> **Task statement**: Search the records for the word "JSON" and pick out every line that has it.

> **Task inputs**:

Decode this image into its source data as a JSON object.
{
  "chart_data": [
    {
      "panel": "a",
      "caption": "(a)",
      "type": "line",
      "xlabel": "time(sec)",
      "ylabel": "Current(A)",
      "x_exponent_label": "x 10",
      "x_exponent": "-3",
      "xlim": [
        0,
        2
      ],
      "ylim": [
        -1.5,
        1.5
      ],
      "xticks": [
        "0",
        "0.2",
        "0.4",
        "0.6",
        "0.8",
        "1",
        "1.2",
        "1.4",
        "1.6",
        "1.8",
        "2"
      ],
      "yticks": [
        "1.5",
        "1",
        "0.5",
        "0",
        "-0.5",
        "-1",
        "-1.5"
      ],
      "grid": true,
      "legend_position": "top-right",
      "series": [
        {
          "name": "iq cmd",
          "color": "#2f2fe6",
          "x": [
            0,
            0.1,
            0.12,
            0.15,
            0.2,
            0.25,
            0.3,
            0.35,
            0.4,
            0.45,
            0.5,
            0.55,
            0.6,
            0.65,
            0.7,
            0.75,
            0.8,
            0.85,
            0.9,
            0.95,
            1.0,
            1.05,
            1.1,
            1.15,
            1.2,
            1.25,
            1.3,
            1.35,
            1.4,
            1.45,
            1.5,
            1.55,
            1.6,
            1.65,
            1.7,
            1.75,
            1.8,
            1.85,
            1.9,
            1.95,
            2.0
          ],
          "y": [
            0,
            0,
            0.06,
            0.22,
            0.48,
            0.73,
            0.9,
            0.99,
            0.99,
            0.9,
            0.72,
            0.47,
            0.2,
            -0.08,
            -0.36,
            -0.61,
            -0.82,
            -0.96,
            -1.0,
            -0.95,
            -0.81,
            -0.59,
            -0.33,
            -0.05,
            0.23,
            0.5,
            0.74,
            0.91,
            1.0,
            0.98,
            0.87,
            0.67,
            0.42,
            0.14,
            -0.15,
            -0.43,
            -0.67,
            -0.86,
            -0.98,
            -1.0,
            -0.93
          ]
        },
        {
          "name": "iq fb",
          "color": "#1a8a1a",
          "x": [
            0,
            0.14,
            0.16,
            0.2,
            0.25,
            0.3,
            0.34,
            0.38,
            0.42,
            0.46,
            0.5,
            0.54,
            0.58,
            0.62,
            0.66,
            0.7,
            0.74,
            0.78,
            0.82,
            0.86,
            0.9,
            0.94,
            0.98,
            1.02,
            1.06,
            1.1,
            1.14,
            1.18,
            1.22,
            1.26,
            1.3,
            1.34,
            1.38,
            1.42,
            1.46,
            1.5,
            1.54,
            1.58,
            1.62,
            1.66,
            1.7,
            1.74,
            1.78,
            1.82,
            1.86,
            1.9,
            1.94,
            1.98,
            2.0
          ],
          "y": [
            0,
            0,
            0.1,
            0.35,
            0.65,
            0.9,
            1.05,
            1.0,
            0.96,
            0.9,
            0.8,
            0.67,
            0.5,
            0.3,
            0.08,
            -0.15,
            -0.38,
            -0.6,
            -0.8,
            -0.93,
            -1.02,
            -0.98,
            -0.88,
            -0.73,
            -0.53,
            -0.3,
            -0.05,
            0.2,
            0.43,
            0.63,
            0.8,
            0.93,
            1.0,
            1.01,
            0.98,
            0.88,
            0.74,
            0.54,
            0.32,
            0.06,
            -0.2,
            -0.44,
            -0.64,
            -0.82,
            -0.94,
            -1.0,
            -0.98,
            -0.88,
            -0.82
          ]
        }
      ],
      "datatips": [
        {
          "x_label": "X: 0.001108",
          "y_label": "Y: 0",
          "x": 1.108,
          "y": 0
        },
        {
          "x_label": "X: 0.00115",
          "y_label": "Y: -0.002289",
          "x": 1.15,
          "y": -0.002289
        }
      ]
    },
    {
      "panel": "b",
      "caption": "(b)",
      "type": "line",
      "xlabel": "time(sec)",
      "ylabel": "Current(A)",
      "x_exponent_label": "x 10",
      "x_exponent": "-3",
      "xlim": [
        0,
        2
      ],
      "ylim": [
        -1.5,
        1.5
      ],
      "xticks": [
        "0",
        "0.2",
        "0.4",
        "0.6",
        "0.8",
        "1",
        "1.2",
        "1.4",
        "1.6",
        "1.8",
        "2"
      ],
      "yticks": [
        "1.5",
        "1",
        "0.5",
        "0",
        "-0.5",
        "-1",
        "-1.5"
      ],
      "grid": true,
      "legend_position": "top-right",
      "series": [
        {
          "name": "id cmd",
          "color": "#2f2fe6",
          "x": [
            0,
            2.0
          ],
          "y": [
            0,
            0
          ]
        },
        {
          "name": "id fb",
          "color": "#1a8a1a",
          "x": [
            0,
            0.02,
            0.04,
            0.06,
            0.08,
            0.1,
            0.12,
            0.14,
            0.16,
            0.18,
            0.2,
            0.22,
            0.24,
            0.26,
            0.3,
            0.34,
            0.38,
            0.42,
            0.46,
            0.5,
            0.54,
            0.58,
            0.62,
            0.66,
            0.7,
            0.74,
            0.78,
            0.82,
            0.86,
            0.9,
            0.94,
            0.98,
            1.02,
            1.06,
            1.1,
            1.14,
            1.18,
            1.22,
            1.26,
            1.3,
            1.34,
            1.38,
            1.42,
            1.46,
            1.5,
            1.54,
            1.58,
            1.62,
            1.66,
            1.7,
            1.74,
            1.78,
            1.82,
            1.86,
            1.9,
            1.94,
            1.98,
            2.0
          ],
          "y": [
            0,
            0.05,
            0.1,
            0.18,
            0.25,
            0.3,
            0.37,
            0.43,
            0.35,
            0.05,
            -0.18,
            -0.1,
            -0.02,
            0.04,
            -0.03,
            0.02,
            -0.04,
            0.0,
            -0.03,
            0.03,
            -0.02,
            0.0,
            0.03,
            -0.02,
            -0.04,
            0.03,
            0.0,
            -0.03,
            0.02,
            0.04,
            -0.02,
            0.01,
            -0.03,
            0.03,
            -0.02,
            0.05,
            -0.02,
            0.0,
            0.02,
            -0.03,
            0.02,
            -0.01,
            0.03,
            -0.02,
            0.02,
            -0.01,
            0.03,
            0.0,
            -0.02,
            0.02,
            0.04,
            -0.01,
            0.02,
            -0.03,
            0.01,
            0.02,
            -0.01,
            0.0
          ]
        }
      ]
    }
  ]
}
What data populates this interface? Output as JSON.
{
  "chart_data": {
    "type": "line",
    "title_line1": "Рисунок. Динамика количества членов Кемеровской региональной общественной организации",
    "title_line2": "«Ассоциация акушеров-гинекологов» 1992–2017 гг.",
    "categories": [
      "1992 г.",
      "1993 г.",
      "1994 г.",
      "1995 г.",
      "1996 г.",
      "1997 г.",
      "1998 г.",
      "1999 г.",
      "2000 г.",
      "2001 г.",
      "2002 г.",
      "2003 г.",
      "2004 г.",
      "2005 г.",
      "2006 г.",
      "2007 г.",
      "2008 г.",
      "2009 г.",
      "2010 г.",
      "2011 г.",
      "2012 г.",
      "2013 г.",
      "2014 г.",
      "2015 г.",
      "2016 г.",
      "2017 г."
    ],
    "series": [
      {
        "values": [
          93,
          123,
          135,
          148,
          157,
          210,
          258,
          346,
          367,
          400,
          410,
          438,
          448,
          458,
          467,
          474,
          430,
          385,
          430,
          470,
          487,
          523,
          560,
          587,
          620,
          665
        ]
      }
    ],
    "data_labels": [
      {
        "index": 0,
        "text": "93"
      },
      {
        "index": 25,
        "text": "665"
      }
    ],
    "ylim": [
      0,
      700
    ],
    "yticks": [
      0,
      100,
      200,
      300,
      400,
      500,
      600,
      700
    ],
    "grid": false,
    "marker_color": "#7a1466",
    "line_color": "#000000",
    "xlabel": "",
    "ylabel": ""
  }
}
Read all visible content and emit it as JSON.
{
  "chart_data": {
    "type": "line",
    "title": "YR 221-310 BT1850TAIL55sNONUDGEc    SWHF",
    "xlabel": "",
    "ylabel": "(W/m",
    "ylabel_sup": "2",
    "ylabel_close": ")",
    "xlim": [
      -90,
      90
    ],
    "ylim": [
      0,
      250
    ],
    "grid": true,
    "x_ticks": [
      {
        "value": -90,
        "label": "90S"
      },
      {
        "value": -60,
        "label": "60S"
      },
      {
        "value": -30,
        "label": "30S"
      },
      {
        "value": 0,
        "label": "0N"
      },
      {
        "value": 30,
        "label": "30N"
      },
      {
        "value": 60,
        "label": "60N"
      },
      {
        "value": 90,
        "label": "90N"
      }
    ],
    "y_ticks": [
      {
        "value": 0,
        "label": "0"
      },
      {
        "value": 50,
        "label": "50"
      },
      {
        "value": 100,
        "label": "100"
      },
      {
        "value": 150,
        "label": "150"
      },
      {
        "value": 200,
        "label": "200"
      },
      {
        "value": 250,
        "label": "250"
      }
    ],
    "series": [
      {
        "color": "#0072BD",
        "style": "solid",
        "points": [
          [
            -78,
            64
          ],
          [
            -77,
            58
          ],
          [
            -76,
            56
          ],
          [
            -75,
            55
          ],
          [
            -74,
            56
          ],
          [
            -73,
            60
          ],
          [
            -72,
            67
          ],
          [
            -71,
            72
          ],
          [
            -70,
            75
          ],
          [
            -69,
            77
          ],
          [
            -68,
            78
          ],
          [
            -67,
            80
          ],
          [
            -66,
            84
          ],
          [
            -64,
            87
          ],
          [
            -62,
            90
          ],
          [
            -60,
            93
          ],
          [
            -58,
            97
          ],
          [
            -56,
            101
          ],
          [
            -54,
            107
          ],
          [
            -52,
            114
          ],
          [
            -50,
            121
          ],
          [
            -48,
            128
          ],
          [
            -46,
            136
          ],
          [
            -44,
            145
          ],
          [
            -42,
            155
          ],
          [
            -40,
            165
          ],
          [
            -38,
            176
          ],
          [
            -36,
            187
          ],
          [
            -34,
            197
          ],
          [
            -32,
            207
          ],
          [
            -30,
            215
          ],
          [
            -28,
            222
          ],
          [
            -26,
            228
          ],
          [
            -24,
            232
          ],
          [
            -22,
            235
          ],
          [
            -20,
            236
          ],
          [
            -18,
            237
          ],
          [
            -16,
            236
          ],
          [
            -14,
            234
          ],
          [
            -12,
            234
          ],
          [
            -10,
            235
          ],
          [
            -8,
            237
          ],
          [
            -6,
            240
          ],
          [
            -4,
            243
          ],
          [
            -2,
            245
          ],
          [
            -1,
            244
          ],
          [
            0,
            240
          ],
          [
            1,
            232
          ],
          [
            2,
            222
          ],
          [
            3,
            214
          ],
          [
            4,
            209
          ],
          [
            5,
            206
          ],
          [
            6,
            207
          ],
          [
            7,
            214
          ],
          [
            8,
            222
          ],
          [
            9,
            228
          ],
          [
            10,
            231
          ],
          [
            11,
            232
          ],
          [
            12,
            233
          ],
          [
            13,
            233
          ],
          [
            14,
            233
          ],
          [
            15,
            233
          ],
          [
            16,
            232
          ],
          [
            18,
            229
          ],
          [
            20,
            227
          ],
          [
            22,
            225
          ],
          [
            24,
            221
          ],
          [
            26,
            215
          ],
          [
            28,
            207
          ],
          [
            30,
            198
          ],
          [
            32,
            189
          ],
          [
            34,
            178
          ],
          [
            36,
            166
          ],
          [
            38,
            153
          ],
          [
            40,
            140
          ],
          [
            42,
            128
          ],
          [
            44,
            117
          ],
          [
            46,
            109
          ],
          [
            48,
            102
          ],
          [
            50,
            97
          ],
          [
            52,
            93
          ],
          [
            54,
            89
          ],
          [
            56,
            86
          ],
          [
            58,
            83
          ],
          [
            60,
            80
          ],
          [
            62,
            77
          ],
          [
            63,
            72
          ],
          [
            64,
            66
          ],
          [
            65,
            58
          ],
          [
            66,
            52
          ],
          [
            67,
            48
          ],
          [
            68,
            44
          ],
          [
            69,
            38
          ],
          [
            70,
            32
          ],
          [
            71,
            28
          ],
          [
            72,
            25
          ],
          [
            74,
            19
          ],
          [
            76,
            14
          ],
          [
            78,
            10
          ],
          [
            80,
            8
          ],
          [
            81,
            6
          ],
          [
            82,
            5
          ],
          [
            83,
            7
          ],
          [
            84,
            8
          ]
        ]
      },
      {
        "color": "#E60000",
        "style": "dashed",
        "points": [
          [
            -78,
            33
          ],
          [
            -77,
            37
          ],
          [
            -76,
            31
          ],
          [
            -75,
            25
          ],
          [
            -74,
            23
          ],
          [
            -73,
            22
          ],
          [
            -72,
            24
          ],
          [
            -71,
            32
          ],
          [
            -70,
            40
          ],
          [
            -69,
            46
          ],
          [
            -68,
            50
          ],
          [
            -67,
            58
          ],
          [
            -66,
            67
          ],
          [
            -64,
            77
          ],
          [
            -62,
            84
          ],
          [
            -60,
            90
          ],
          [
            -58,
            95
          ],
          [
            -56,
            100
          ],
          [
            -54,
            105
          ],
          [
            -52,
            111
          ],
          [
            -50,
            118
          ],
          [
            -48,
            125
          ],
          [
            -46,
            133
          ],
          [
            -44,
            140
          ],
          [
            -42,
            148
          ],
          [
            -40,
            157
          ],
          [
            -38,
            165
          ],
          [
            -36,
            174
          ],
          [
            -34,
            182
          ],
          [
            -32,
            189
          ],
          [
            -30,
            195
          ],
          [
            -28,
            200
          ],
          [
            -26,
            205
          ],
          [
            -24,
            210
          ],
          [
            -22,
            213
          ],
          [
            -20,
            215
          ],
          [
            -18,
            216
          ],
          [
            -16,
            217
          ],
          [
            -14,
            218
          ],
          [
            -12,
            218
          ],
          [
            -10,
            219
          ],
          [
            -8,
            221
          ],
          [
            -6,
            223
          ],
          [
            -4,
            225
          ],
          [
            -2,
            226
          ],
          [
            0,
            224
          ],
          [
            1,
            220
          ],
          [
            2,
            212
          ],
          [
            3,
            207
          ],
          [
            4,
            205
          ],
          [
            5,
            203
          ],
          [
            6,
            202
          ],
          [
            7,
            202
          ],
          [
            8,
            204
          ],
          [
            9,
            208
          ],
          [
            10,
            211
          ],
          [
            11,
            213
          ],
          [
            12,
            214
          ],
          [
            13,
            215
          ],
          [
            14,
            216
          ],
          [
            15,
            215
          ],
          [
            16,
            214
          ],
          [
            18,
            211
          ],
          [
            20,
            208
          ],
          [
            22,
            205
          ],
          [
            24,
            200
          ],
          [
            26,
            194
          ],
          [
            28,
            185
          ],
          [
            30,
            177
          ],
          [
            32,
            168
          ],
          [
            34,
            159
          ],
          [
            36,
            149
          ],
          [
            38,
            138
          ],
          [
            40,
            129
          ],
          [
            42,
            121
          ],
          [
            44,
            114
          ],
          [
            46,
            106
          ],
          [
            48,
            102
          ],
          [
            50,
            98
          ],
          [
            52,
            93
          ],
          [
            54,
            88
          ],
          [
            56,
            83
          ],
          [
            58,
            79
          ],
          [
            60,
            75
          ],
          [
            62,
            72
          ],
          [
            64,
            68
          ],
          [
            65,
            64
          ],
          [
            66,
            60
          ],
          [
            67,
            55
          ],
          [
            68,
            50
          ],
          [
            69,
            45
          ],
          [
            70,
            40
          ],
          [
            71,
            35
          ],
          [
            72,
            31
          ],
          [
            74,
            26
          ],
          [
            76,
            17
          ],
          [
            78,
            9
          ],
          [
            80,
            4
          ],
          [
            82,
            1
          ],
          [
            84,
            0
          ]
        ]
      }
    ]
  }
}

> **Exercise result**:
Decode this image into its source data as a JSON object.
What data populates this interface? Output as JSON.
Read all visible content and emit it as JSON.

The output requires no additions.